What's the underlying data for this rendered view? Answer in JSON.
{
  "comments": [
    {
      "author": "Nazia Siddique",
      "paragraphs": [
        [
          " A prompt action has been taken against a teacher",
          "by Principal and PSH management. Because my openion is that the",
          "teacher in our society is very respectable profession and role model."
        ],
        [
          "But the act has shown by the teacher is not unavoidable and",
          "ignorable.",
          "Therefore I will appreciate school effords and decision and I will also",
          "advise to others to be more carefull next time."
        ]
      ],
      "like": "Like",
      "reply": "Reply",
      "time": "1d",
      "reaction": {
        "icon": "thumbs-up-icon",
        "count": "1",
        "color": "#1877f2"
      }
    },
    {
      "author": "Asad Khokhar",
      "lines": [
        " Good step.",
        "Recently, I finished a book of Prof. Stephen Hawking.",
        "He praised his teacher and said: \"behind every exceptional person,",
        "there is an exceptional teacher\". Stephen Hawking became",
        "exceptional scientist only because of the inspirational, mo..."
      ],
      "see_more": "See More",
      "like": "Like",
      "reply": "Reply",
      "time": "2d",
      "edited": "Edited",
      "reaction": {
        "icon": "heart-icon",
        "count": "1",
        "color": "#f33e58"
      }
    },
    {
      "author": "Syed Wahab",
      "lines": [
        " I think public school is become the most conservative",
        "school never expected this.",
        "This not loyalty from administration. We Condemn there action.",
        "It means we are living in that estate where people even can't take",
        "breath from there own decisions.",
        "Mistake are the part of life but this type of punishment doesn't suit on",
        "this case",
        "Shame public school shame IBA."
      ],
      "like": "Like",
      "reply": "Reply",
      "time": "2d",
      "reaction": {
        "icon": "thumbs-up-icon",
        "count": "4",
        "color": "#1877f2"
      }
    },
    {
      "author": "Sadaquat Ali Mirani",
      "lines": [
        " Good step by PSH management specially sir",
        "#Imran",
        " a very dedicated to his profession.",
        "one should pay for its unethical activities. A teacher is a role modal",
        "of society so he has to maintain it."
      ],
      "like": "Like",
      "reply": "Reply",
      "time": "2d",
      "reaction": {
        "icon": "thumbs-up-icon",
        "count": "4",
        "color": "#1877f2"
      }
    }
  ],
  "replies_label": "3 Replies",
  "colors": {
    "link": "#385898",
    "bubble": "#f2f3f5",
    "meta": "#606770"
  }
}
=======
PROBLEM REQUIREMENTS: Quote all of the entries verbatim.

FULL SOLUTION:
What's the underlying data for this rendered view? Answer in JSON.
{
  "comments": [
    {
      "author": "Nazia Siddique",
      "paragraphs": [
        [
          " A prompt action has been taken against a teacher",
          "by Principal and PSH management. Because my openion is that the",
          "teacher in our society is very respectable profession and role model."
        ],
        [
          "But the act has shown by the teacher is not unavoidable and",
          "ignorable.",
          "Therefore I will appreciate school effords and decision and I will also",
          "advise to others to be more carefull next time."
        ]
      ],
      "like": "Like",
      "reply": "Reply",
      "time": "1d",
      "reaction": {
        "icon": "thumbs-up-icon",
        "count": "1",
        "color": "#1877f2"
      }
    },
    {
      "author": "Asad Khokhar",
      "lines": [
        " Good step.",
        "Recently, I finished a book of Prof. Stephen Hawking.",
        "He praised his teacher and said: \"behind every exceptional person,",
        "there is an exceptional teacher\". Stephen Hawking became",
        "exceptional scientist only because of the inspirational, mo..."
      ],
      "see_more": "See More",
      "like": "Like",
      "reply": "Reply",
      "time": "2d",
      "edited": "Edited",
      "reaction": {
        "icon": "heart-icon",
        "count": "1",
        "color": "#f33e58"
      }
    },
    {
      "author": "Syed Wahab",
      "lines": [
        " I think public school is become the most conservative",
        "school never expected this.",
        "This not loyalty from administration. We Condemn there action.",
        "It means we are living in that estate where people even can't take",
        "breath from there own decisions.",
        "Mistake are the part of life but this type of punishment doesn't suit on",
        "this case",
        "Shame public school shame IBA."
      ],
      "like": "Like",
      "reply": "Reply",
      "time": "2d",
      "reaction": {
        "icon": "thumbs-up-icon",
        "count": "4",
        "color": "#1877f2"
      }
    },
    {
      "author": "Sadaquat Ali Mirani",
      "lines": [
        " Good step by PSH management specially sir",
        "#Imran",
        " a very dedicated to his profession.",
        "one should pay for its unethical activities. A teacher is a role modal",
        "of society so he has to maintain it."
      ],
      "like": "Like",
      "reply": "Reply",
      "time": "2d",
      "reaction": {
        "icon": "thumbs-up-icon",
        "count": "4",
        "color": "#1877f2"
      }
    }
  ],
  "replies_label": "3 Replies",
  "colors": {
    "link": "#385898",
    "bubble": "#f2f3f5",
    "meta": "#606770"
  }
}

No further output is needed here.